Data excerpts:
§ §
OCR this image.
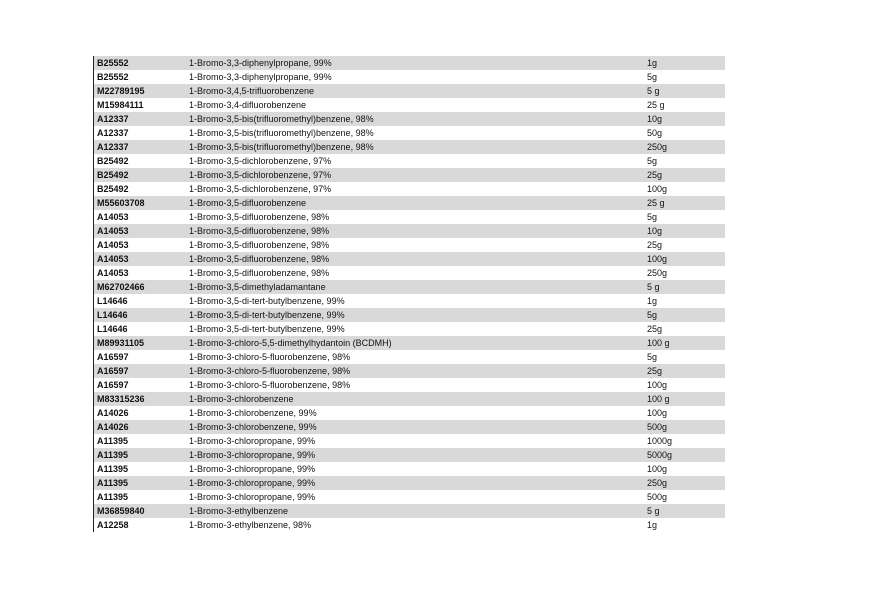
B25552	1-Bromo-3,3-diphenylpropane, 99%	1g
B25552	1-Bromo-3,3-diphenylpropane, 99%	5g
M22789195	1-Bromo-3,4,5-trifluorobenzene	5 g
M15984111	1-Bromo-3,4-difluorobenzene	25 g
A12337	1-Bromo-3,5-bis(trifluoromethyl)benzene, 98%	10g
A12337	1-Bromo-3,5-bis(trifluoromethyl)benzene, 98%	50g
A12337	1-Bromo-3,5-bis(trifluoromethyl)benzene, 98%	250g
B25492	1-Bromo-3,5-dichlorobenzene, 97%	5g
B25492	1-Bromo-3,5-dichlorobenzene, 97%	25g
B25492	1-Bromo-3,5-dichlorobenzene, 97%	100g
M55603708	1-Bromo-3,5-difluorobenzene	25 g
A14053	1-Bromo-3,5-difluorobenzene, 98%	5g
A14053	1-Bromo-3,5-difluorobenzene, 98%	10g
A14053	1-Bromo-3,5-difluorobenzene, 98%	25g
A14053	1-Bromo-3,5-difluorobenzene, 98%	100g
A14053	1-Bromo-3,5-difluorobenzene, 98%	250g
M62702466	1-Bromo-3,5-dimethyladamantane	5 g
L14646	1-Bromo-3,5-di-tert-butylbenzene, 99%	1g
L14646	1-Bromo-3,5-di-tert-butylbenzene, 99%	5g
L14646	1-Bromo-3,5-di-tert-butylbenzene, 99%	25g
M89931105	1-Bromo-3-chloro-5,5-dimethylhydantoin (BCDMH)	100 g
A16597	1-Bromo-3-chloro-5-fluorobenzene, 98%	5g
A16597	1-Bromo-3-chloro-5-fluorobenzene, 98%	25g
A16597	1-Bromo-3-chloro-5-fluorobenzene, 98%	100g
M83315236	1-Bromo-3-chlorobenzene	100 g
A14026	1-Bromo-3-chlorobenzene, 99%	100g
A14026	1-Bromo-3-chlorobenzene, 99%	500g
A11395	1-Bromo-3-chloropropane, 99%	1000g
A11395	1-Bromo-3-chloropropane, 99%	5000g
A11395	1-Bromo-3-chloropropane, 99%	100g
A11395	1-Bromo-3-chloropropane, 99%	250g
A11395	1-Bromo-3-chloropropane, 99%	500g
M36859840	1-Bromo-3-ethylbenzene	5 g
A12258	1-Bromo-3-ethylbenzene, 98%	1g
§ §
*Requirements*:
The records above are to be restated exactly, without their pictures.

*Written reply*:
OCR this image.
B25552	1-Bromo-3,3-diphenylpropane, 99%	1g
B25552	1-Bromo-3,3-diphenylpropane, 99%	5g
M22789195	1-Bromo-3,4,5-trifluorobenzene	5 g
M15984111	1-Bromo-3,4-difluorobenzene	25 g
A12337	1-Bromo-3,5-bis(trifluoromethyl)benzene, 98%	10g
A12337	1-Bromo-3,5-bis(trifluoromethyl)benzene, 98%	50g
A12337	1-Bromo-3,5-bis(trifluoromethyl)benzene, 98%	250g
B25492	1-Bromo-3,5-dichlorobenzene, 97%	5g
B25492	1-Bromo-3,5-dichlorobenzene, 97%	25g
B25492	1-Bromo-3,5-dichlorobenzene, 97%	100g
M55603708	1-Bromo-3,5-difluorobenzene	25 g
A14053	1-Bromo-3,5-difluorobenzene, 98%	5g
A14053	1-Bromo-3,5-difluorobenzene, 98%	10g
A14053	1-Bromo-3,5-difluorobenzene, 98%	25g
A14053	1-Bromo-3,5-difluorobenzene, 98%	100g
A14053	1-Bromo-3,5-difluorobenzene, 98%	250g
M62702466	1-Bromo-3,5-dimethyladamantane	5 g
L14646	1-Bromo-3,5-di-tert-butylbenzene, 99%	1g
L14646	1-Bromo-3,5-di-tert-butylbenzene, 99%	5g
L14646	1-Bromo-3,5-di-tert-butylbenzene, 99%	25g
M89931105	1-Bromo-3-chloro-5,5-dimethylhydantoin (BCDMH)	100 g
A16597	1-Bromo-3-chloro-5-fluorobenzene, 98%	5g
A16597	1-Bromo-3-chloro-5-fluorobenzene, 98%	25g
A16597	1-Bromo-3-chloro-5-fluorobenzene, 98%	100g
M83315236	1-Bromo-3-chlorobenzene	100 g
A14026	1-Bromo-3-chlorobenzene, 99%	100g
A14026	1-Bromo-3-chlorobenzene, 99%	500g
A11395	1-Bromo-3-chloropropane, 99%	1000g
A11395	1-Bromo-3-chloropropane, 99%	5000g
A11395	1-Bromo-3-chloropropane, 99%	100g
A11395	1-Bromo-3-chloropropane, 99%	250g
A11395	1-Bromo-3-chloropropane, 99%	500g
M36859840	1-Bromo-3-ethylbenzene	5 g
A12258	1-Bromo-3-ethylbenzene, 98%	1g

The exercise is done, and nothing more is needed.